----- RECORD EXCERPTS -----

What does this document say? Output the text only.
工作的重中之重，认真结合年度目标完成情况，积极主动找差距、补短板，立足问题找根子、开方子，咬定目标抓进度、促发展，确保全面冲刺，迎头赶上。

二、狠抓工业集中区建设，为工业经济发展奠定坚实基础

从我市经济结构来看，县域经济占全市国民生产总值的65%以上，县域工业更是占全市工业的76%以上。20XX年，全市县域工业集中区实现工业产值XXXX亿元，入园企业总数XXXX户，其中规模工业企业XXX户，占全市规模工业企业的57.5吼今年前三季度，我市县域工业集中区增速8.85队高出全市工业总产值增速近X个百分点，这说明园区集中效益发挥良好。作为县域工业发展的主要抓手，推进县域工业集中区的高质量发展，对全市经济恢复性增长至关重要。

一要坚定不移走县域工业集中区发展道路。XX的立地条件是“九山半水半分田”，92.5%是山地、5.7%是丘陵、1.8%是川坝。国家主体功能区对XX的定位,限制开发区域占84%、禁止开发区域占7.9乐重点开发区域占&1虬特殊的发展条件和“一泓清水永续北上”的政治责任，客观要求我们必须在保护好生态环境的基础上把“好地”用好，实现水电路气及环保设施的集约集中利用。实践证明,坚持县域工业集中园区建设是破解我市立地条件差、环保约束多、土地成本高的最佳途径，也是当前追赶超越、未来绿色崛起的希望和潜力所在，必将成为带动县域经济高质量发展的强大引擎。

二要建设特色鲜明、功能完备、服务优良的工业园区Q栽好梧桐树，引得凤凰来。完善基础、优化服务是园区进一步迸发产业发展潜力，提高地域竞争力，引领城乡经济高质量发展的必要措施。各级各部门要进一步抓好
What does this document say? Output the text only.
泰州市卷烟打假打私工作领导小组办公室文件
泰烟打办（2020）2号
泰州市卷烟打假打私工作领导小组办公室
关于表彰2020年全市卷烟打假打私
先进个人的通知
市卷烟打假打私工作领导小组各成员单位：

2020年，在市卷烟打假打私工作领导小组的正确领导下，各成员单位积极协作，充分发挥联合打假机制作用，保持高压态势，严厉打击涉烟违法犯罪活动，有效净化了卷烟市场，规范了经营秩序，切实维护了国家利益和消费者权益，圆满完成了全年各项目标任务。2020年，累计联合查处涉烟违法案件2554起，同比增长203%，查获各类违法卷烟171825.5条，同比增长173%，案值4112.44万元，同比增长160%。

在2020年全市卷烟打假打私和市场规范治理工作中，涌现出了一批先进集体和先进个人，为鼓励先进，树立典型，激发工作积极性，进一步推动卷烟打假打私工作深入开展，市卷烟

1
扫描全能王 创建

-----

**STATED GOAL**
Word for word, extract all the records.

**FINISHED TASK**
What does this document say? Output the text only.
工作的重中之重，认真结合年度目标完成情况，积极主动找差距、补短板，立足问题找根子、开方子，咬定目标抓进度、促发展，确保全面冲刺，迎头赶上。

二、狠抓工业集中区建设，为工业经济发展奠定坚实基础

从我市经济结构来看，县域经济占全市国民生产总值的65%以上，县域工业更是占全市工业的76%以上。20XX年，全市县域工业集中区实现工业产值XXXX亿元，入园企业总数XXXX户，其中规模工业企业XXX户，占全市规模工业企业的57.5吼今年前三季度，我市县域工业集中区增速8.85队高出全市工业总产值增速近X个百分点，这说明园区集中效益发挥良好。作为县域工业发展的主要抓手，推进县域工业集中区的高质量发展，对全市经济恢复性增长至关重要。

一要坚定不移走县域工业集中区发展道路。XX的立地条件是“九山半水半分田”，92.5%是山地、5.7%是丘陵、1.8%是川坝。国家主体功能区对XX的定位,限制开发区域占84%、禁止开发区域占7.9乐重点开发区域占&1虬特殊的发展条件和“一泓清水永续北上”的政治责任，客观要求我们必须在保护好生态环境的基础上把“好地”用好，实现水电路气及环保设施的集约集中利用。实践证明,坚持县域工业集中园区建设是破解我市立地条件差、环保约束多、土地成本高的最佳途径，也是当前追赶超越、未来绿色崛起的希望和潜力所在，必将成为带动县域经济高质量发展的强大引擎。

二要建设特色鲜明、功能完备、服务优良的工业园区Q栽好梧桐树，引得凤凰来。完善基础、优化服务是园区进一步迸发产业发展潜力，提高地域竞争力，引领城乡经济高质量发展的必要措施。各级各部门要进一步抓好
What does this document say? Output the text only.
泰州市卷烟打假打私工作领导小组办公室文件
泰烟打办（2020）2号
泰州市卷烟打假打私工作领导小组办公室
关于表彰2020年全市卷烟打假打私
先进个人的通知
市卷烟打假打私工作领导小组各成员单位：

2020年，在市卷烟打假打私工作领导小组的正确领导下，各成员单位积极协作，充分发挥联合打假机制作用，保持高压态势，严厉打击涉烟违法犯罪活动，有效净化了卷烟市场，规范了经营秩序，切实维护了国家利益和消费者权益，圆满完成了全年各项目标任务。2020年，累计联合查处涉烟违法案件2554起，同比增长203%，查获各类违法卷烟171825.5条，同比增长173%，案值4112.44万元，同比增长160%。

在2020年全市卷烟打假打私和市场规范治理工作中，涌现出了一批先进集体和先进个人，为鼓励先进，树立典型，激发工作积极性，进一步推动卷烟打假打私工作深入开展，市卷烟

1
扫描全能王 创建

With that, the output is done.